[Chart and figure data]
BEGIN

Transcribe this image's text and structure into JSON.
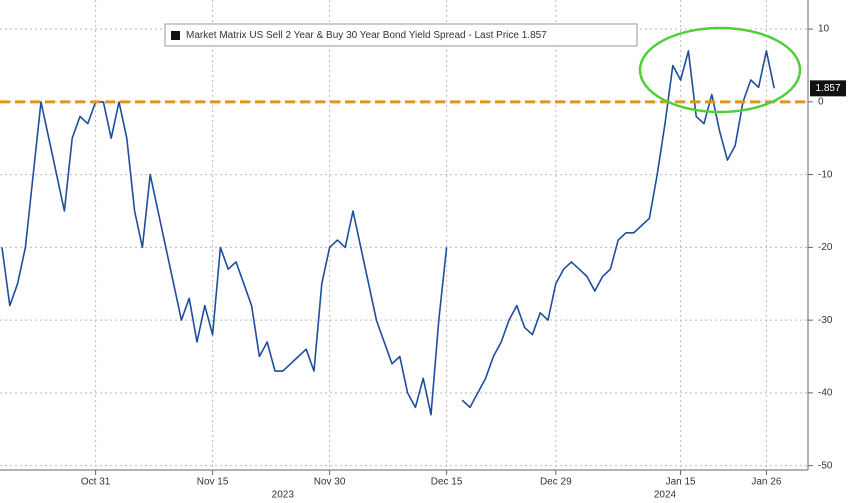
{
  "chart_data": {
    "type": "line",
    "title": "Market Matrix US Sell 2 Year & Buy 30 Year Bond Yield Spread - Last Price 1.857",
    "last_price": 1.857,
    "reference_line": 0,
    "years": [
      "2023",
      "2024"
    ],
    "categories": [
      null,
      null,
      null,
      null,
      null,
      null,
      null,
      null,
      null,
      null,
      null,
      null,
      "Oct 31",
      null,
      null,
      null,
      null,
      null,
      null,
      null,
      null,
      null,
      null,
      null,
      null,
      null,
      null,
      "Nov 15",
      null,
      null,
      null,
      null,
      null,
      null,
      null,
      null,
      null,
      null,
      null,
      null,
      null,
      null,
      "Nov 30",
      null,
      null,
      null,
      null,
      null,
      null,
      null,
      null,
      null,
      null,
      null,
      null,
      null,
      null,
      "Dec 15",
      null,
      null,
      null,
      null,
      null,
      null,
      null,
      null,
      null,
      null,
      null,
      null,
      null,
      "Dec 29",
      null,
      null,
      null,
      null,
      null,
      null,
      null,
      null,
      null,
      null,
      null,
      null,
      null,
      null,
      null,
      "Jan 15",
      null,
      null,
      null,
      null,
      null,
      null,
      null,
      null,
      null,
      null,
      "Jan 26",
      null
    ],
    "series": [
      {
        "name": "Market Matrix US Sell 2 Year & Buy 30 Year Bond Yield Spread",
        "color": "#1f4e9c",
        "values": [
          -20,
          -28,
          -25,
          -20,
          -10,
          0,
          -5,
          -10,
          -15,
          -5,
          -2,
          -3,
          0,
          0,
          -5,
          0,
          -5,
          -15,
          -20,
          -10,
          -15,
          -20,
          -25,
          -30,
          -27,
          -33,
          -28,
          -32,
          -20,
          -23,
          -22,
          -25,
          -28,
          -35,
          -33,
          -37,
          -37,
          -36,
          -35,
          -34,
          -37,
          -25,
          -20,
          -19,
          -20,
          -15,
          -20,
          -25,
          -30,
          -33,
          -36,
          -35,
          -40,
          -42,
          -38,
          -43,
          -30,
          -20,
          null,
          -41,
          -42,
          -40,
          -38,
          -35,
          -33,
          -30,
          -28,
          -31,
          -32,
          -29,
          -30,
          -25,
          -23,
          -22,
          -23,
          -24,
          -26,
          -24,
          -23,
          -19,
          -18,
          -18,
          -17,
          -16,
          -10,
          -3,
          5,
          3,
          7,
          -2,
          -3,
          1,
          -4,
          -8,
          -6,
          0,
          3,
          2,
          7,
          1.857
        ]
      }
    ],
    "ylim": [
      -50.6,
      14.0
    ],
    "yticks": [
      10,
      0,
      -10,
      -20,
      -30,
      -40,
      -50
    ],
    "grid": true,
    "reference_color": "#e8921e"
  }
}
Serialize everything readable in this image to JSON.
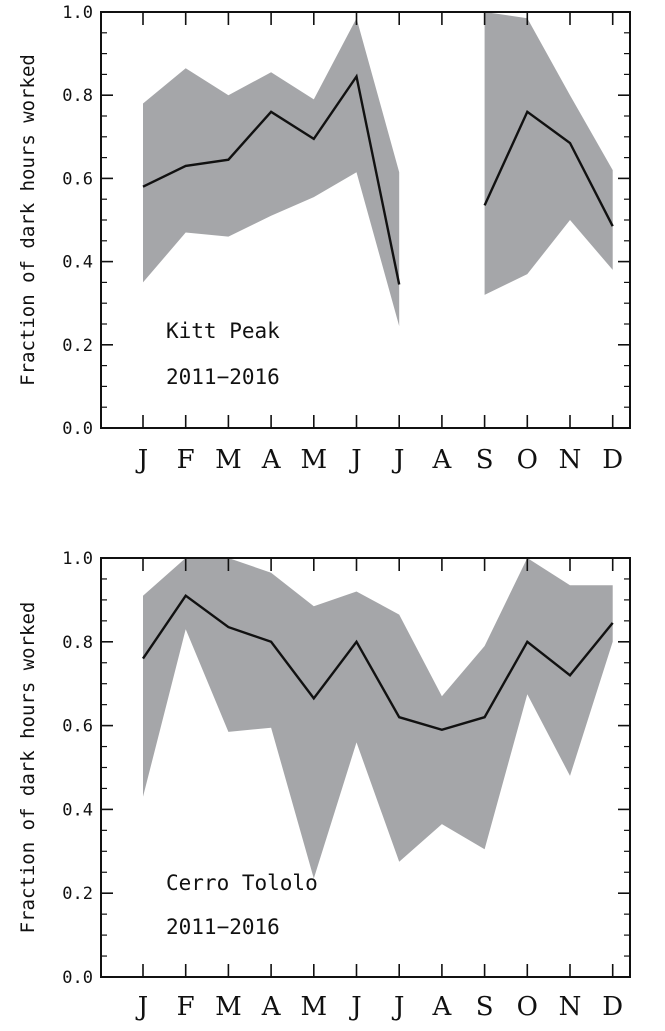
{
  "chart_data": [
    {
      "type": "line",
      "panel": "top",
      "categories": [
        "J",
        "F",
        "M",
        "A",
        "M",
        "J",
        "J",
        "A",
        "S",
        "O",
        "N",
        "D"
      ],
      "ylabel": "Fraction of dark hours worked",
      "ylim": [
        0.0,
        1.0
      ],
      "yticks": [
        "0.0",
        "0.2",
        "0.4",
        "0.6",
        "0.8",
        "1.0"
      ],
      "annotation": [
        "Kitt Peak",
        "2011−2016"
      ],
      "band_color": "#a5a6a9",
      "line_color": "#111111",
      "series": [
        {
          "role": "mean",
          "values": [
            0.58,
            0.63,
            0.645,
            0.76,
            0.695,
            0.845,
            0.345,
            null,
            0.535,
            0.76,
            0.685,
            0.485
          ]
        },
        {
          "role": "upper",
          "values": [
            0.78,
            0.865,
            0.8,
            0.855,
            0.79,
            0.985,
            0.615,
            null,
            1.0,
            0.985,
            0.8,
            0.62
          ]
        },
        {
          "role": "lower",
          "values": [
            0.35,
            0.47,
            0.46,
            0.51,
            0.555,
            0.615,
            0.245,
            null,
            0.32,
            0.37,
            0.5,
            0.38
          ]
        }
      ]
    },
    {
      "type": "line",
      "panel": "bottom",
      "categories": [
        "J",
        "F",
        "M",
        "A",
        "M",
        "J",
        "J",
        "A",
        "S",
        "O",
        "N",
        "D"
      ],
      "ylabel": "Fraction of dark hours worked",
      "ylim": [
        0.0,
        1.0
      ],
      "yticks": [
        "0.0",
        "0.2",
        "0.4",
        "0.6",
        "0.8",
        "1.0"
      ],
      "annotation": [
        "Cerro Tololo",
        "2011−2016"
      ],
      "band_color": "#a5a6a9",
      "line_color": "#111111",
      "series": [
        {
          "role": "mean",
          "values": [
            0.76,
            0.91,
            0.835,
            0.8,
            0.665,
            0.8,
            0.62,
            0.59,
            0.62,
            0.8,
            0.72,
            0.845
          ]
        },
        {
          "role": "upper",
          "values": [
            0.91,
            1.0,
            1.0,
            0.965,
            0.885,
            0.92,
            0.865,
            0.67,
            0.79,
            1.0,
            0.935,
            0.935
          ]
        },
        {
          "role": "lower",
          "values": [
            0.43,
            0.83,
            0.585,
            0.595,
            0.235,
            0.56,
            0.275,
            0.365,
            0.305,
            0.675,
            0.48,
            0.8
          ]
        }
      ]
    }
  ]
}
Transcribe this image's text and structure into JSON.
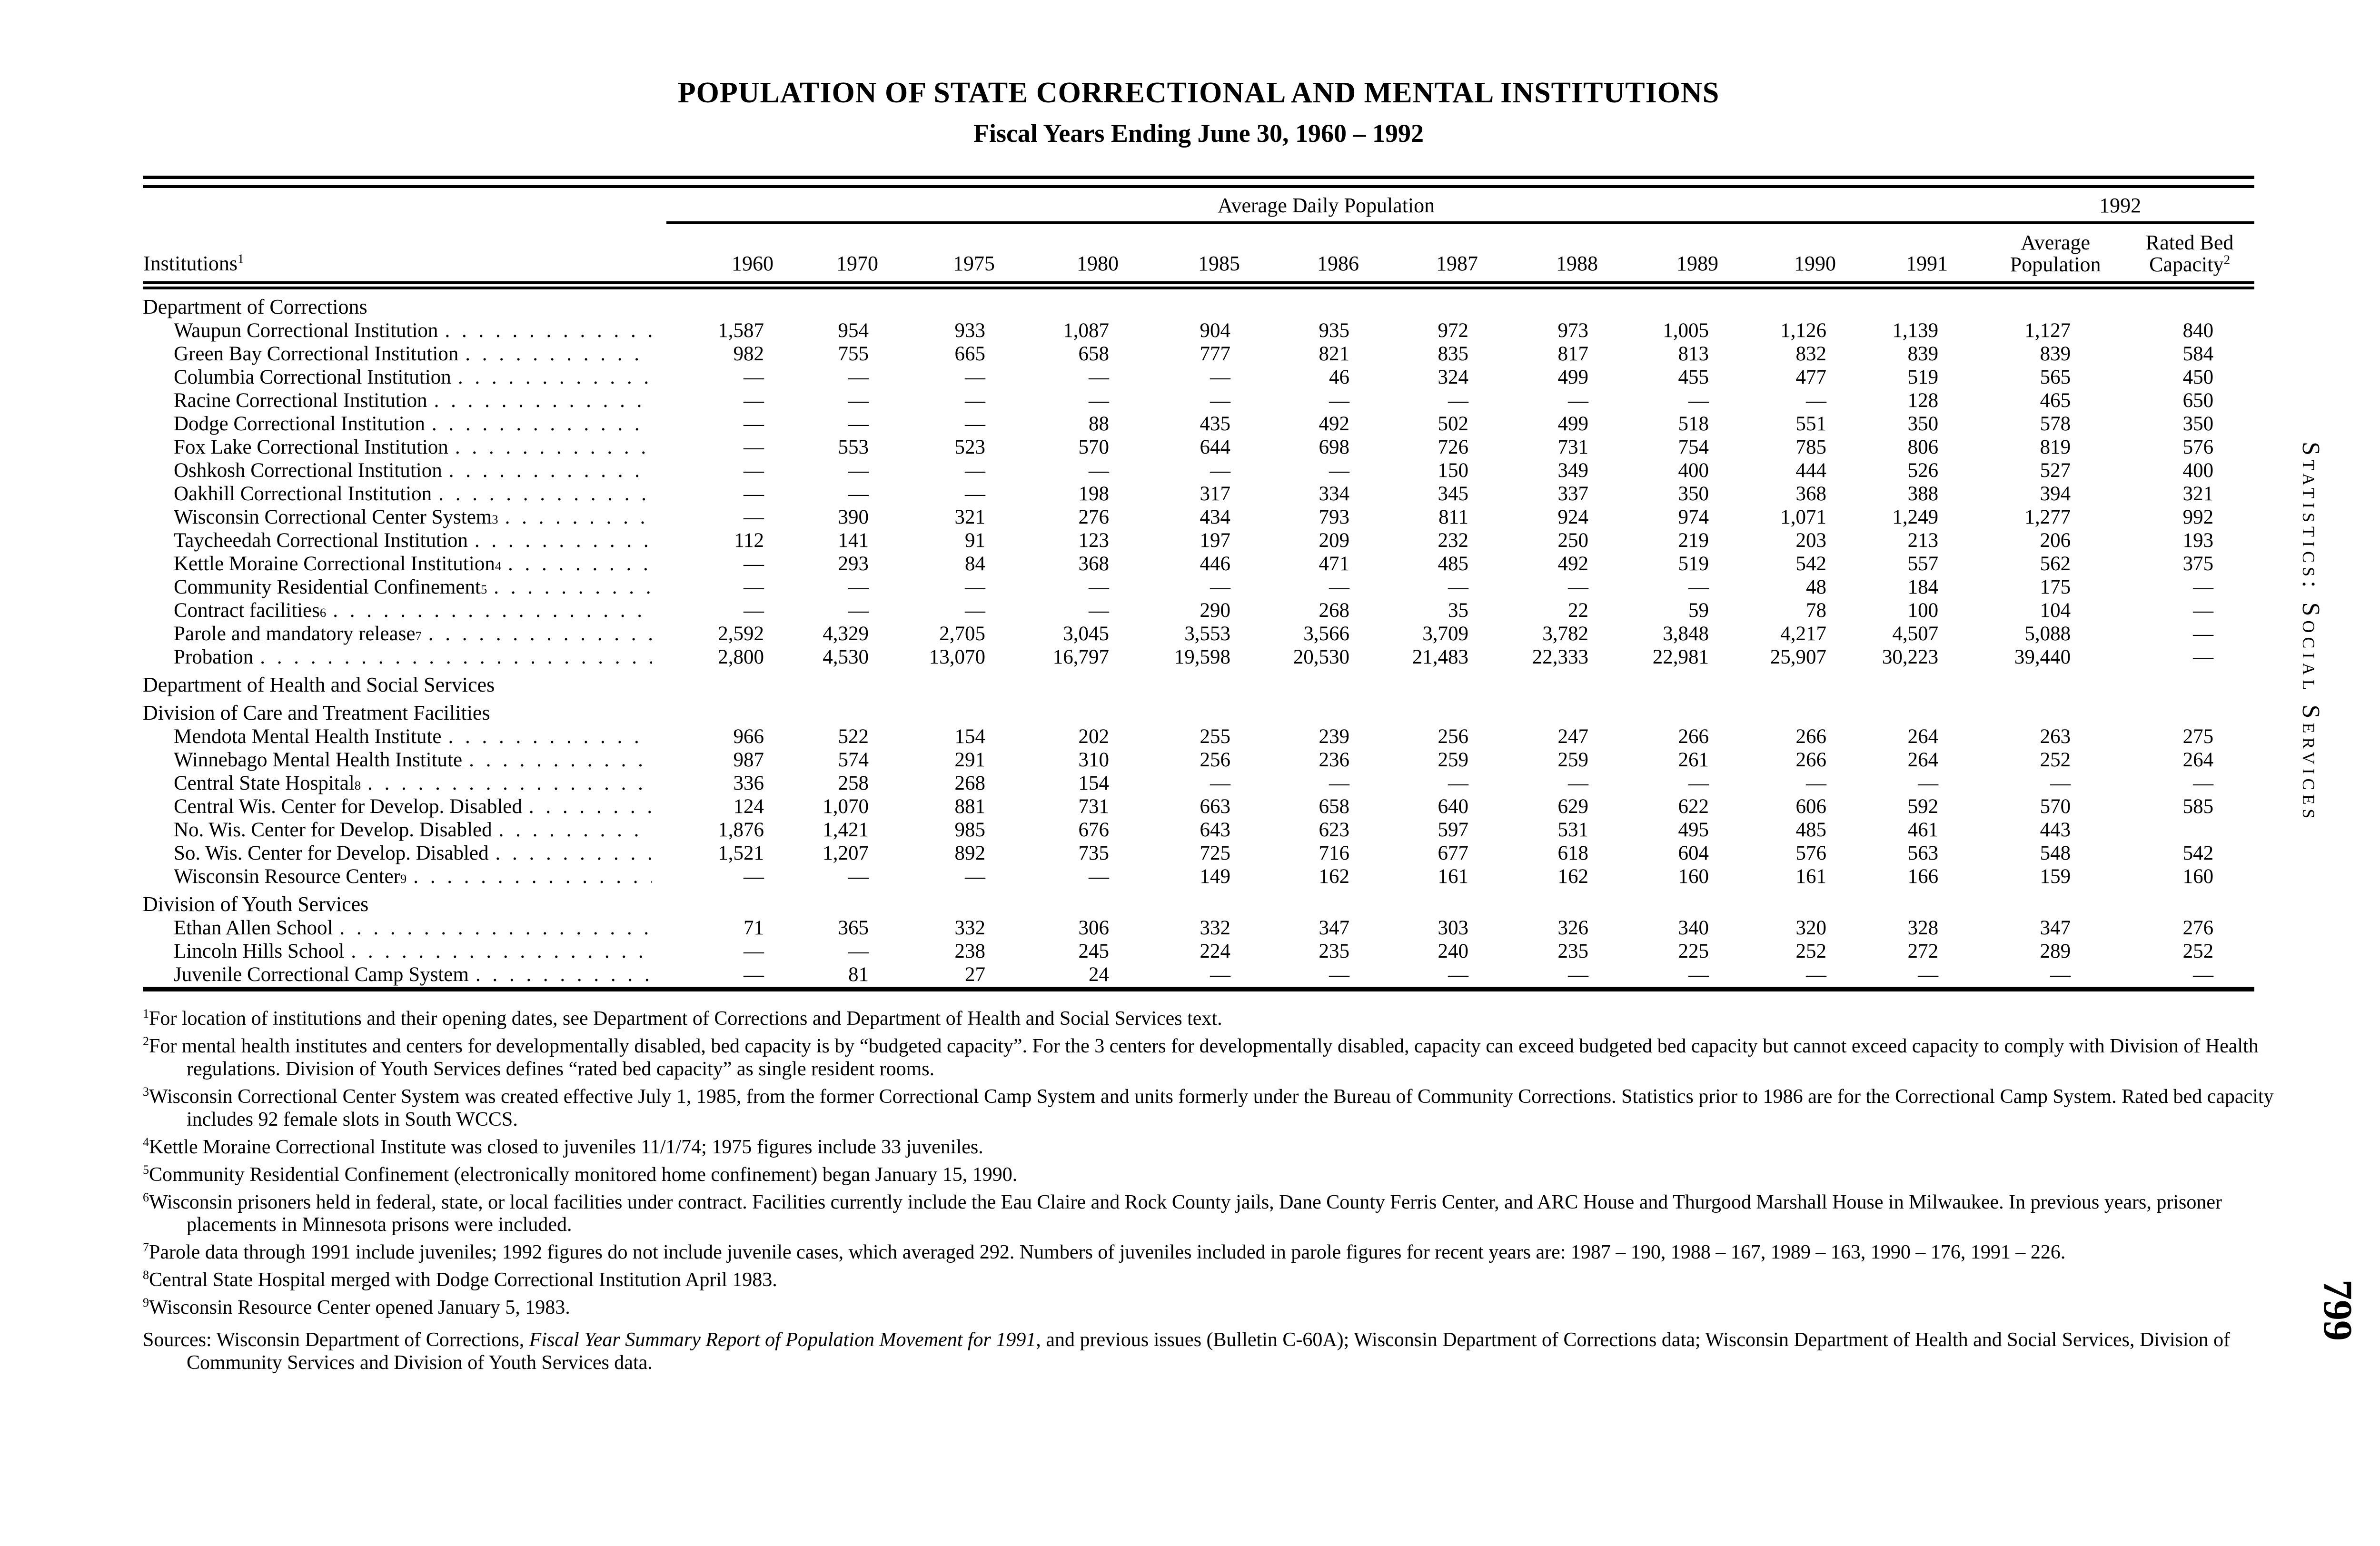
{
  "title": {
    "line1": "POPULATION OF STATE CORRECTIONAL AND MENTAL INSTITUTIONS",
    "line2": "Fiscal Years Ending June 30, 1960 – 1992"
  },
  "margin": {
    "section_label": "Statistics: Social Services",
    "page_number": "799"
  },
  "table": {
    "header": {
      "institutions": "Institutions",
      "institutions_sup": "1",
      "adp_group": "Average Daily Population",
      "group_1992": "1992",
      "years": [
        "1960",
        "1970",
        "1975",
        "1980",
        "1985",
        "1986",
        "1987",
        "1988",
        "1989",
        "1990",
        "1991"
      ],
      "avg_line1": "Average",
      "avg_line2": "Population",
      "cap_line1": "Rated Bed",
      "cap_line2": "Capacity",
      "cap_sup": "2"
    },
    "rows": [
      {
        "label": "Department of Corrections",
        "section": true
      },
      {
        "label": "Waupun Correctional Institution",
        "sup": "",
        "values": [
          "1,587",
          "954",
          "933",
          "1,087",
          "904",
          "935",
          "972",
          "973",
          "1,005",
          "1,126",
          "1,139"
        ],
        "avg": "1,127",
        "cap": "840"
      },
      {
        "label": "Green Bay Correctional Institution",
        "sup": "",
        "values": [
          "982",
          "755",
          "665",
          "658",
          "777",
          "821",
          "835",
          "817",
          "813",
          "832",
          "839"
        ],
        "avg": "839",
        "cap": "584"
      },
      {
        "label": "Columbia Correctional Institution",
        "sup": "",
        "values": [
          "—",
          "—",
          "—",
          "—",
          "—",
          "46",
          "324",
          "499",
          "455",
          "477",
          "519"
        ],
        "avg": "565",
        "cap": "450"
      },
      {
        "label": "Racine Correctional Institution",
        "sup": "",
        "values": [
          "—",
          "—",
          "—",
          "—",
          "—",
          "—",
          "—",
          "—",
          "—",
          "—",
          "128"
        ],
        "avg": "465",
        "cap": "650"
      },
      {
        "label": "Dodge Correctional Institution",
        "sup": "",
        "values": [
          "—",
          "—",
          "—",
          "88",
          "435",
          "492",
          "502",
          "499",
          "518",
          "551",
          "350"
        ],
        "avg": "578",
        "cap": "350"
      },
      {
        "label": "Fox Lake Correctional Institution",
        "sup": "",
        "values": [
          "—",
          "553",
          "523",
          "570",
          "644",
          "698",
          "726",
          "731",
          "754",
          "785",
          "806"
        ],
        "avg": "819",
        "cap": "576"
      },
      {
        "label": "Oshkosh Correctional Institution",
        "sup": "",
        "values": [
          "—",
          "—",
          "—",
          "—",
          "—",
          "—",
          "150",
          "349",
          "400",
          "444",
          "526"
        ],
        "avg": "527",
        "cap": "400"
      },
      {
        "label": "Oakhill Correctional Institution",
        "sup": "",
        "values": [
          "—",
          "—",
          "—",
          "198",
          "317",
          "334",
          "345",
          "337",
          "350",
          "368",
          "388"
        ],
        "avg": "394",
        "cap": "321"
      },
      {
        "label": "Wisconsin Correctional Center System",
        "sup": "3",
        "values": [
          "—",
          "390",
          "321",
          "276",
          "434",
          "793",
          "811",
          "924",
          "974",
          "1,071",
          "1,249"
        ],
        "avg": "1,277",
        "cap": "992"
      },
      {
        "label": "Taycheedah Correctional Institution",
        "sup": "",
        "values": [
          "112",
          "141",
          "91",
          "123",
          "197",
          "209",
          "232",
          "250",
          "219",
          "203",
          "213"
        ],
        "avg": "206",
        "cap": "193"
      },
      {
        "label": "Kettle Moraine Correctional Institution",
        "sup": "4",
        "values": [
          "—",
          "293",
          "84",
          "368",
          "446",
          "471",
          "485",
          "492",
          "519",
          "542",
          "557"
        ],
        "avg": "562",
        "cap": "375"
      },
      {
        "label": "Community Residential Confinement",
        "sup": "5",
        "values": [
          "—",
          "—",
          "—",
          "—",
          "—",
          "—",
          "—",
          "—",
          "—",
          "48",
          "184"
        ],
        "avg": "175",
        "cap": "—"
      },
      {
        "label": "Contract facilities",
        "sup": "6",
        "values": [
          "—",
          "—",
          "—",
          "—",
          "290",
          "268",
          "35",
          "22",
          "59",
          "78",
          "100"
        ],
        "avg": "104",
        "cap": "—"
      },
      {
        "label": "Parole and mandatory release",
        "sup": "7",
        "values": [
          "2,592",
          "4,329",
          "2,705",
          "3,045",
          "3,553",
          "3,566",
          "3,709",
          "3,782",
          "3,848",
          "4,217",
          "4,507"
        ],
        "avg": "5,088",
        "cap": "—"
      },
      {
        "label": "Probation",
        "sup": "",
        "values": [
          "2,800",
          "4,530",
          "13,070",
          "16,797",
          "19,598",
          "20,530",
          "21,483",
          "22,333",
          "22,981",
          "25,907",
          "30,223"
        ],
        "avg": "39,440",
        "cap": "—"
      },
      {
        "label": "Department of Health and Social Services",
        "section": true
      },
      {
        "label": "Division of Care and Treatment Facilities",
        "section": true
      },
      {
        "label": "Mendota Mental Health Institute",
        "sup": "",
        "values": [
          "966",
          "522",
          "154",
          "202",
          "255",
          "239",
          "256",
          "247",
          "266",
          "266",
          "264"
        ],
        "avg": "263",
        "cap": "275"
      },
      {
        "label": "Winnebago Mental Health Institute",
        "sup": "",
        "values": [
          "987",
          "574",
          "291",
          "310",
          "256",
          "236",
          "259",
          "259",
          "261",
          "266",
          "264"
        ],
        "avg": "252",
        "cap": "264"
      },
      {
        "label": "Central State Hospital",
        "sup": "8",
        "values": [
          "336",
          "258",
          "268",
          "154",
          "—",
          "—",
          "—",
          "—",
          "—",
          "—",
          "—"
        ],
        "avg": "—",
        "cap": "—"
      },
      {
        "label": "Central Wis. Center for Develop. Disabled",
        "sup": "",
        "values": [
          "124",
          "1,070",
          "881",
          "731",
          "663",
          "658",
          "640",
          "629",
          "622",
          "606",
          "592"
        ],
        "avg": "570",
        "cap": "585"
      },
      {
        "label": "No. Wis. Center for Develop. Disabled",
        "sup": "",
        "values": [
          "1,876",
          "1,421",
          "985",
          "676",
          "643",
          "623",
          "597",
          "531",
          "495",
          "485",
          "461"
        ],
        "avg": "443",
        "cap": ""
      },
      {
        "label": "So. Wis. Center for Develop. Disabled",
        "sup": "",
        "values": [
          "1,521",
          "1,207",
          "892",
          "735",
          "725",
          "716",
          "677",
          "618",
          "604",
          "576",
          "563"
        ],
        "avg": "548",
        "cap": "542"
      },
      {
        "label": "Wisconsin Resource Center",
        "sup": "9",
        "values": [
          "—",
          "—",
          "—",
          "—",
          "149",
          "162",
          "161",
          "162",
          "160",
          "161",
          "166"
        ],
        "avg": "159",
        "cap": "160"
      },
      {
        "label": "Division of Youth Services",
        "section": true
      },
      {
        "label": "Ethan Allen School",
        "sup": "",
        "values": [
          "71",
          "365",
          "332",
          "306",
          "332",
          "347",
          "303",
          "326",
          "340",
          "320",
          "328"
        ],
        "avg": "347",
        "cap": "276"
      },
      {
        "label": "Lincoln Hills School",
        "sup": "",
        "values": [
          "—",
          "—",
          "238",
          "245",
          "224",
          "235",
          "240",
          "235",
          "225",
          "252",
          "272"
        ],
        "avg": "289",
        "cap": "252"
      },
      {
        "label": "Juvenile Correctional Camp System",
        "sup": "",
        "values": [
          "—",
          "81",
          "27",
          "24",
          "—",
          "—",
          "—",
          "—",
          "—",
          "—",
          "—"
        ],
        "avg": "—",
        "cap": "—"
      }
    ]
  },
  "footnotes": [
    {
      "sup": "1",
      "text": "For location of institutions and their opening dates, see Department of Corrections and Department of Health and Social Services text."
    },
    {
      "sup": "2",
      "text": "For mental health institutes and centers for developmentally disabled, bed capacity is by “budgeted capacity”.  For the 3 centers for developmentally disabled, capacity can exceed budgeted bed capacity but cannot exceed capacity to comply with Division of Health regulations.  Division of Youth Services defines “rated bed capacity” as single resident rooms."
    },
    {
      "sup": "3",
      "text": "Wisconsin Correctional Center System was created effective July 1, 1985, from the former Correctional Camp System and units formerly under the Bureau of Community Corrections.  Statistics prior to 1986 are for the Correctional Camp System.  Rated bed capacity includes 92 female slots in South WCCS."
    },
    {
      "sup": "4",
      "text": "Kettle Moraine Correctional Institute was closed to juveniles 11/1/74; 1975 figures include 33 juveniles."
    },
    {
      "sup": "5",
      "text": "Community Residential Confinement (electronically monitored home confinement) began January 15, 1990."
    },
    {
      "sup": "6",
      "text": "Wisconsin prisoners held in federal, state, or local facilities under contract.  Facilities currently include the Eau Claire and Rock County jails, Dane County Ferris Center, and ARC House and Thurgood Marshall House in Milwaukee.  In previous years, prisoner placements in Minnesota prisons were included."
    },
    {
      "sup": "7",
      "text": "Parole data through 1991 include juveniles; 1992 figures do not include juvenile cases, which averaged 292.  Numbers of juveniles included in parole figures for recent years are: 1987 – 190, 1988 – 167, 1989 – 163, 1990 – 176, 1991 – 226."
    },
    {
      "sup": "8",
      "text": "Central State Hospital merged with Dodge Correctional Institution April 1983."
    },
    {
      "sup": "9",
      "text": "Wisconsin Resource Center opened January 5, 1983."
    }
  ],
  "sources": {
    "label": "Sources:",
    "pre": " Wisconsin Department of Corrections, ",
    "italic": "Fiscal Year Summary Report of Population Movement for 1991",
    "post": ", and previous issues (Bulletin C-60A); Wisconsin Department of Corrections data; Wisconsin Department of Health and Social Services, Division of Community Services and Division of Youth Services data."
  }
}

END

- Aim
Give only the number of lines in the material above where the string "Dodge" appears.

- Output for this task
2